-- START --

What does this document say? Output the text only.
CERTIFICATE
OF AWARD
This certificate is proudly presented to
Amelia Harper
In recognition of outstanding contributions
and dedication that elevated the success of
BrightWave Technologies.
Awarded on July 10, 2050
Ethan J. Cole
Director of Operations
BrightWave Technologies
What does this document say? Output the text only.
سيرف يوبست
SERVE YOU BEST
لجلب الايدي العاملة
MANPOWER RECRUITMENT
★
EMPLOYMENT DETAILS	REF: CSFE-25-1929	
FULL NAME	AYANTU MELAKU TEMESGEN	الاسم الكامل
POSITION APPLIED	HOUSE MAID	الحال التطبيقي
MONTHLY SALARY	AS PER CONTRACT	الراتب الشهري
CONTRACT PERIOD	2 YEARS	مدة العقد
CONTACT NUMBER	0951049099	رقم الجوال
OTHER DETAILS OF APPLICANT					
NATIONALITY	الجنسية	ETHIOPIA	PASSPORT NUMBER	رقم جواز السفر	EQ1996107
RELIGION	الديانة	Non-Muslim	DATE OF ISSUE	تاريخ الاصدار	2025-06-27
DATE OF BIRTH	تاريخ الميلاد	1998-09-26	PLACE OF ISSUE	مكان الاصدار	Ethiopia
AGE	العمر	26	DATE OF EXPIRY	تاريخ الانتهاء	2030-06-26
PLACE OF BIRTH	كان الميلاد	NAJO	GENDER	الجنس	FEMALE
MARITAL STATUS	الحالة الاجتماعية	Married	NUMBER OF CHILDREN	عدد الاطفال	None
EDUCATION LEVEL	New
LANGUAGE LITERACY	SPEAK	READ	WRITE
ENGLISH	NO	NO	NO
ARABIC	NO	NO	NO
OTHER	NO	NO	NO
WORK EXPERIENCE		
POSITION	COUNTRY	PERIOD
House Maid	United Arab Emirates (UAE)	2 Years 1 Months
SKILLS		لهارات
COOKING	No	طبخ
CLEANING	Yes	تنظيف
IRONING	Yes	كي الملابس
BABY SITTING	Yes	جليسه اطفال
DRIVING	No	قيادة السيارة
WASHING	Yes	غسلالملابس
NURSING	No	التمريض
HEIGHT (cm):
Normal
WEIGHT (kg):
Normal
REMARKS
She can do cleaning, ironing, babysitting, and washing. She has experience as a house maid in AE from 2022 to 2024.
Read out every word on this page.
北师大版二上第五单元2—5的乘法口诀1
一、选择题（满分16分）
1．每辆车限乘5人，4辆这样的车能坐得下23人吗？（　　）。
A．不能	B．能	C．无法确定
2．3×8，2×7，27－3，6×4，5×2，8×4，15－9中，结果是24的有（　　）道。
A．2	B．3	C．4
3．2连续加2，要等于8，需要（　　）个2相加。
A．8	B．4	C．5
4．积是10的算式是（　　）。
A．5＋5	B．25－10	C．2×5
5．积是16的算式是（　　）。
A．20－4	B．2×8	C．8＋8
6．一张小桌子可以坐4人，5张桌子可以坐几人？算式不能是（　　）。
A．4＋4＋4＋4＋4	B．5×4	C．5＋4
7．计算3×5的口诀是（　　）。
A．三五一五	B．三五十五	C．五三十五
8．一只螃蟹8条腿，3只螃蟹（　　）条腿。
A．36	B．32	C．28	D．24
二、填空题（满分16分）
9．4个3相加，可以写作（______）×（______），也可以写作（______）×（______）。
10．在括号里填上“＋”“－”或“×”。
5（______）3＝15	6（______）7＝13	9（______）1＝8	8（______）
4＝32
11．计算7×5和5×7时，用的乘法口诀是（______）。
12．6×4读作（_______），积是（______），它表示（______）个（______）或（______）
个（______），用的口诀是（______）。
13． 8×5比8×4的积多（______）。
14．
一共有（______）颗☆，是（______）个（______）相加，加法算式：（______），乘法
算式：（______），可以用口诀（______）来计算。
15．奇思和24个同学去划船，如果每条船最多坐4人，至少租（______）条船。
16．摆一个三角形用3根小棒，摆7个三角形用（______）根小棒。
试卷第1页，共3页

-- END --

● **Stated problem**:
Return every entry verbatim.

● **Worked solution**:
What does this document say? Output the text only.
CERTIFICATE
OF AWARD
This certificate is proudly presented to
Amelia Harper
In recognition of outstanding contributions
and dedication that elevated the success of
BrightWave Technologies.
Awarded on July 10, 2050
Ethan J. Cole
Director of Operations
BrightWave Technologies
What does this document say? Output the text only.
سيرف يوبست
SERVE YOU BEST
لجلب الايدي العاملة
MANPOWER RECRUITMENT
★
EMPLOYMENT DETAILS	REF: CSFE-25-1929	
FULL NAME	AYANTU MELAKU TEMESGEN	الاسم الكامل
POSITION APPLIED	HOUSE MAID	الحال التطبيقي
MONTHLY SALARY	AS PER CONTRACT	الراتب الشهري
CONTRACT PERIOD	2 YEARS	مدة العقد
CONTACT NUMBER	0951049099	رقم الجوال
OTHER DETAILS OF APPLICANT					
NATIONALITY	الجنسية	ETHIOPIA	PASSPORT NUMBER	رقم جواز السفر	EQ1996107
RELIGION	الديانة	Non-Muslim	DATE OF ISSUE	تاريخ الاصدار	2025-06-27
DATE OF BIRTH	تاريخ الميلاد	1998-09-26	PLACE OF ISSUE	مكان الاصدار	Ethiopia
AGE	العمر	26	DATE OF EXPIRY	تاريخ الانتهاء	2030-06-26
PLACE OF BIRTH	كان الميلاد	NAJO	GENDER	الجنس	FEMALE
MARITAL STATUS	الحالة الاجتماعية	Married	NUMBER OF CHILDREN	عدد الاطفال	None
EDUCATION LEVEL	New
LANGUAGE LITERACY	SPEAK	READ	WRITE
ENGLISH	NO	NO	NO
ARABIC	NO	NO	NO
OTHER	NO	NO	NO
WORK EXPERIENCE		
POSITION	COUNTRY	PERIOD
House Maid	United Arab Emirates (UAE)	2 Years 1 Months
SKILLS		لهارات
COOKING	No	طبخ
CLEANING	Yes	تنظيف
IRONING	Yes	كي الملابس
BABY SITTING	Yes	جليسه اطفال
DRIVING	No	قيادة السيارة
WASHING	Yes	غسلالملابس
NURSING	No	التمريض
HEIGHT (cm):
Normal
WEIGHT (kg):
Normal
REMARKS
She can do cleaning, ironing, babysitting, and washing. She has experience as a house maid in AE from 2022 to 2024.
Read out every word on this page.
北师大版二上第五单元2—5的乘法口诀1
一、选择题（满分16分）
1．每辆车限乘5人，4辆这样的车能坐得下23人吗？（　　）。
A．不能	B．能	C．无法确定
2．3×8，2×7，27－3，6×4，5×2，8×4，15－9中，结果是24的有（　　）道。
A．2	B．3	C．4
3．2连续加2，要等于8，需要（　　）个2相加。
A．8	B．4	C．5
4．积是10的算式是（　　）。
A．5＋5	B．25－10	C．2×5
5．积是16的算式是（　　）。
A．20－4	B．2×8	C．8＋8
6．一张小桌子可以坐4人，5张桌子可以坐几人？算式不能是（　　）。
A．4＋4＋4＋4＋4	B．5×4	C．5＋4
7．计算3×5的口诀是（　　）。
A．三五一五	B．三五十五	C．五三十五
8．一只螃蟹8条腿，3只螃蟹（　　）条腿。
A．36	B．32	C．28	D．24
二、填空题（满分16分）
9．4个3相加，可以写作（______）×（______），也可以写作（______）×（______）。
10．在括号里填上“＋”“－”或“×”。
5（______）3＝15	6（______）7＝13	9（______）1＝8	8（______）
4＝32
11．计算7×5和5×7时，用的乘法口诀是（______）。
12．6×4读作（_______），积是（______），它表示（______）个（______）或（______）
个（______），用的口诀是（______）。
13． 8×5比8×4的积多（______）。
14．
一共有（______）颗☆，是（______）个（______）相加，加法算式：（______），乘法
算式：（______），可以用口诀（______）来计算。
15．奇思和24个同学去划船，如果每条船最多坐4人，至少租（______）条船。
16．摆一个三角形用3根小棒，摆7个三角形用（______）根小棒。
试卷第1页，共3页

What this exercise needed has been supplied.